> _What is expected_
Transcribe the listing exactly, leaving out every picture.

— begin Record extracts —

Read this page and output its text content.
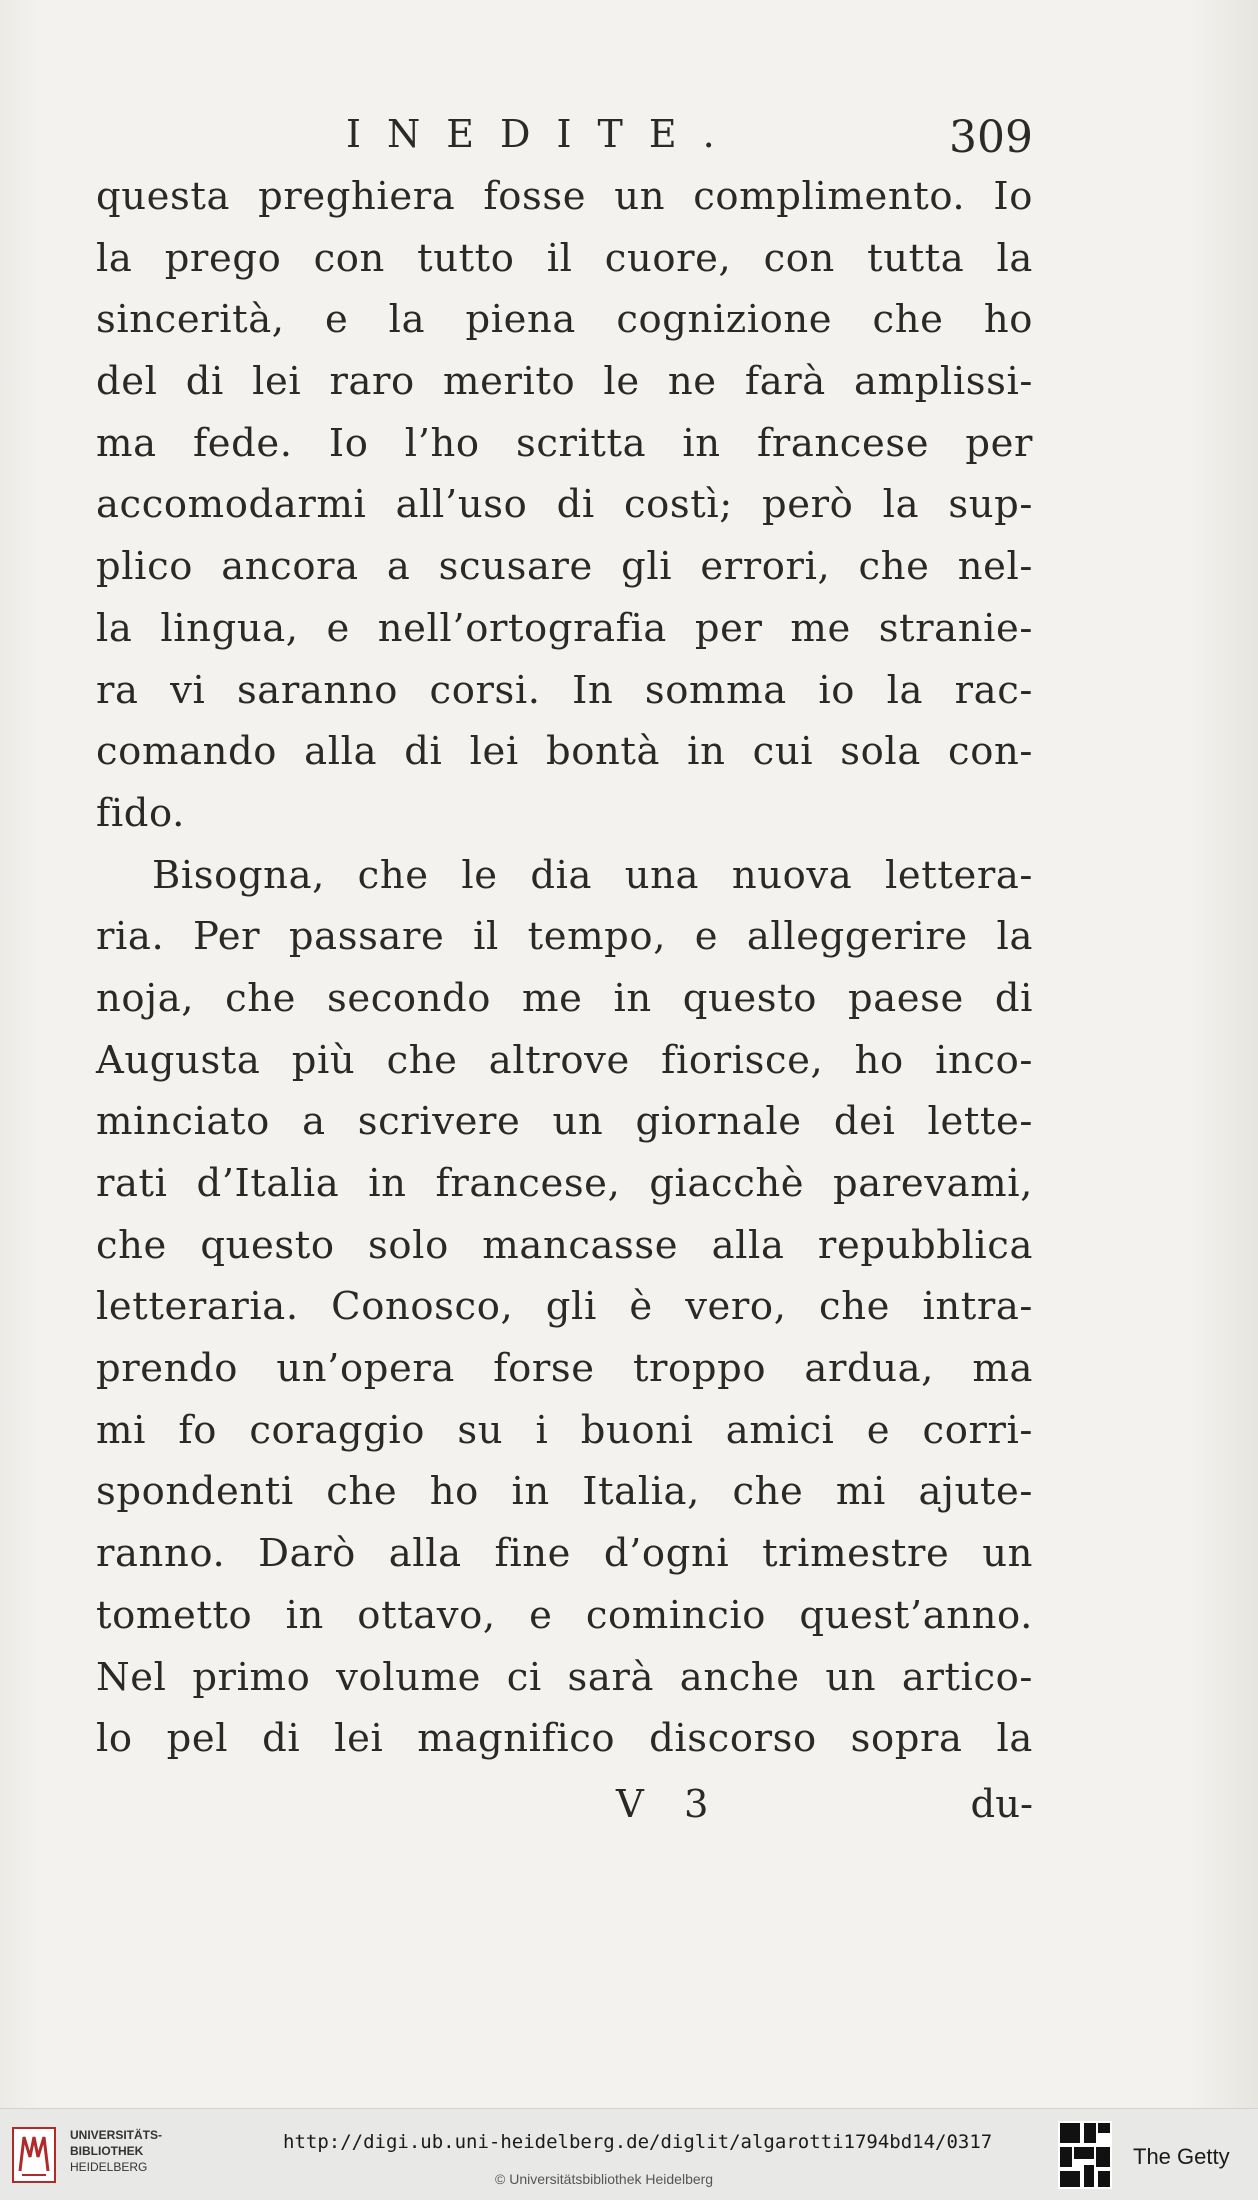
INEDITE.	309
questa preghiera fosse un complimento. Io
la prego con tutto il cuore, con tutta la
sincerità, e la piena cognizione che ho
del di lei raro merito le ne farà amplissi-
ma fede. Io l’ho scritta in francese per
accomodarmi all’uso di costì; però la sup-
plico ancora a scusare gli errori, che nel-
la lingua, e nell’ortografia per me stranie-
ra vi saranno corsi. In somma io la rac-
comando alla di lei bontà in cui sola con-
fido.
Bisogna, che le dia una nuova lettera-
ria. Per passare il tempo, e alleggerire la
noja, che secondo me in questo paese di
Augusta più che altrove fiorisce, ho inco-
minciato a scrivere un giornale dei lette-
rati d’Italia in francese, giacchè parevami,
che questo solo mancasse alla repubblica
letteraria. Conosco, gli è vero, che intra-
prendo un’opera forse troppo ardua, ma
mi fo coraggio su i buoni amici e corri-
spondenti che ho in Italia, che mi ajute-
ranno. Darò alla fine d’ogni trimestre un
tometto in ottavo, e comincio quest’anno.
Nel primo volume ci sarà anche un artico-
lo pel di lei magnifico discorso sopra la
V 3	du-
UNIVERSITÄTS-
BIBLIOTHEK
HEIDELBERG
http://digi.ub.uni-heidelberg.de/diglit/algarotti1794bd14/0317
© Universitätsbibliothek Heidelberg
The Getty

— end Record extracts —

> _Task answer_
Read this page and output its text content.
INEDITE.	309
questa preghiera fosse un complimento. Io
la prego con tutto il cuore, con tutta la
sincerità, e la piena cognizione che ho
del di lei raro merito le ne farà amplissi-
ma fede. Io l’ho scritta in francese per
accomodarmi all’uso di costì; però la sup-
plico ancora a scusare gli errori, che nel-
la lingua, e nell’ortografia per me stranie-
ra vi saranno corsi. In somma io la rac-
comando alla di lei bontà in cui sola con-
fido.
Bisogna, che le dia una nuova lettera-
ria. Per passare il tempo, e alleggerire la
noja, che secondo me in questo paese di
Augusta più che altrove fiorisce, ho inco-
minciato a scrivere un giornale dei lette-
rati d’Italia in francese, giacchè parevami,
che questo solo mancasse alla repubblica
letteraria. Conosco, gli è vero, che intra-
prendo un’opera forse troppo ardua, ma
mi fo coraggio su i buoni amici e corri-
spondenti che ho in Italia, che mi ajute-
ranno. Darò alla fine d’ogni trimestre un
tometto in ottavo, e comincio quest’anno.
Nel primo volume ci sarà anche un artico-
lo pel di lei magnifico discorso sopra la
V 3	du-
UNIVERSITÄTS-
BIBLIOTHEK
HEIDELBERG
http://digi.ub.uni-heidelberg.de/diglit/algarotti1794bd14/0317
© Universitätsbibliothek Heidelberg
The Getty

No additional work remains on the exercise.